◆ WRITTEN PROBLEM ◆
Every line with the word "appears" in it should be extracted from the data that follows.

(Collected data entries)
━━━

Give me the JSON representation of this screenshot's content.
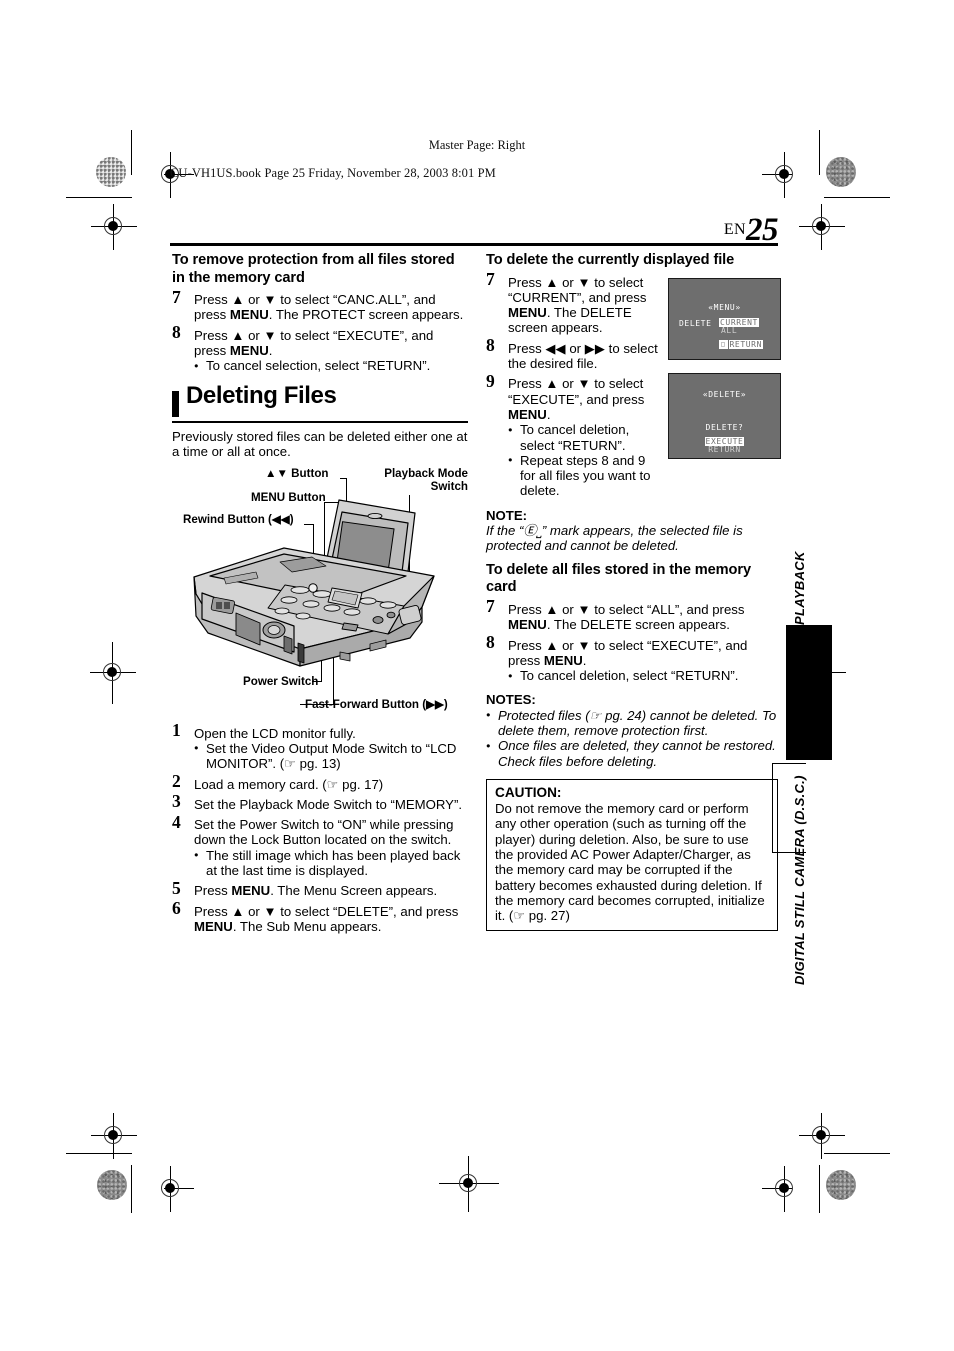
{
  "header": {
    "master_page": "Master Page: Right",
    "book_line": "CU-VH1US.book  Page 25  Friday, November 28, 2003  8:01 PM",
    "lang_code": "EN",
    "page_number": "25"
  },
  "left_column": {
    "section1_heading": "To remove protection from all files stored in the memory card",
    "steps": [
      {
        "number": "7",
        "text_parts": [
          "Press ▲ or ▼ to select “CANC.ALL”, and press ",
          "MENU",
          ". The PROTECT screen appears."
        ]
      },
      {
        "number": "8",
        "text_parts": [
          "Press ▲ or ▼ to select “EXECUTE”, and press ",
          "MENU",
          "."
        ],
        "bullets": [
          "To cancel selection, select “RETURN”."
        ]
      }
    ],
    "banner_title": "Deleting Files",
    "intro": "Previously stored files can be deleted either one at a time or all at once.",
    "callouts": {
      "updown_button": "▲▼ Button",
      "playback_mode_switch": "Playback Mode\nSwitch",
      "menu_button": "MENU Button",
      "rewind_button": "Rewind Button (◀◀)",
      "power_switch": "Power Switch",
      "fast_forward_button": "Fast-Forward Button (▶▶)"
    },
    "numbered_steps": [
      {
        "number": "1",
        "text": "Open the LCD monitor fully.",
        "bullets": [
          "Set the Video Output Mode Switch to “LCD MONITOR”. (☞ pg. 13)"
        ]
      },
      {
        "number": "2",
        "text": "Load a memory card. (☞ pg. 17)"
      },
      {
        "number": "3",
        "text": "Set the Playback Mode Switch to “MEMORY”."
      },
      {
        "number": "4",
        "text": "Set the Power Switch to “ON” while pressing down the Lock Button located on the switch.",
        "bullets": [
          "The still image which has been played back at the last time is displayed."
        ]
      },
      {
        "number": "5",
        "text_parts": [
          "Press ",
          "MENU",
          ". The Menu Screen appears."
        ]
      },
      {
        "number": "6",
        "text_parts": [
          "Press ▲ or ▼ to select “DELETE”, and press ",
          "MENU",
          ". The Sub Menu appears."
        ]
      }
    ]
  },
  "right_column": {
    "section2_heading": "To delete the currently displayed file",
    "steps": [
      {
        "number": "7",
        "text_parts": [
          "Press ▲ or ▼ to select “CURRENT”, and press ",
          "MENU",
          ". The DELETE screen appears."
        ]
      },
      {
        "number": "8",
        "text": "Press ◀◀ or ▶▶ to select the desired file."
      },
      {
        "number": "9",
        "text_parts": [
          "Press ▲ or ▼ to select “EXECUTE”, and press ",
          "MENU",
          "."
        ],
        "bullets": [
          "To cancel deletion, select “RETURN”.",
          "Repeat steps 8 and 9 for all files you want to delete."
        ]
      }
    ],
    "osd_menu": {
      "title": "«MENU»",
      "label": "DELETE",
      "option_selected": "CURRENT",
      "option_other": "ALL",
      "return": "RETURN"
    },
    "osd_delete": {
      "title": "«DELETE»",
      "prompt": "DELETE?",
      "option_selected": "EXECUTE",
      "option_other": "RETURN"
    },
    "note_heading": "NOTE:",
    "note_body": "If the “Ⓔ⎵” mark appears, the selected file is protected and cannot be deleted.",
    "section3_heading": "To delete all files stored in the memory card",
    "steps_all": [
      {
        "number": "7",
        "text_parts": [
          "Press ▲ or ▼ to select “ALL”, and press ",
          "MENU",
          ". The DELETE screen appears."
        ]
      },
      {
        "number": "8",
        "text_parts": [
          "Press ▲ or ▼ to select “EXECUTE”, and press ",
          "MENU",
          "."
        ],
        "bullets": [
          "To cancel deletion, select “RETURN”."
        ]
      }
    ],
    "notes_heading": "NOTES:",
    "notes": [
      "Protected files (☞ pg. 24) cannot be deleted. To delete them, remove protection first.",
      "Once files are deleted, they cannot be restored. Check files before deleting."
    ],
    "caution_heading": "CAUTION:",
    "caution_body": "Do not remove the memory card or perform any other operation (such as turning off the player) during deletion. Also, be sure to use the provided AC Power Adapter/Charger, as the memory card may be corrupted if the battery becomes exhausted during deletion. If the memory card becomes corrupted, initialize it. (☞ pg. 27)"
  },
  "side_tabs": {
    "top": "PLAYBACK",
    "bottom": "DIGITAL STILL CAMERA (D.S.C.)"
  }
}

━━━

◆ RESPONSE FOR THIS EXERCISE ◆
          ". The PROTECT screen appears."
          ". The Menu Screen appears."
          ". The Sub Menu appears."
          ". The DELETE screen appears."
    "note_body": "If the “Ⓔ⎵” mark appears, the selected file is protected and cannot be deleted.",
          ". The DELETE screen appears."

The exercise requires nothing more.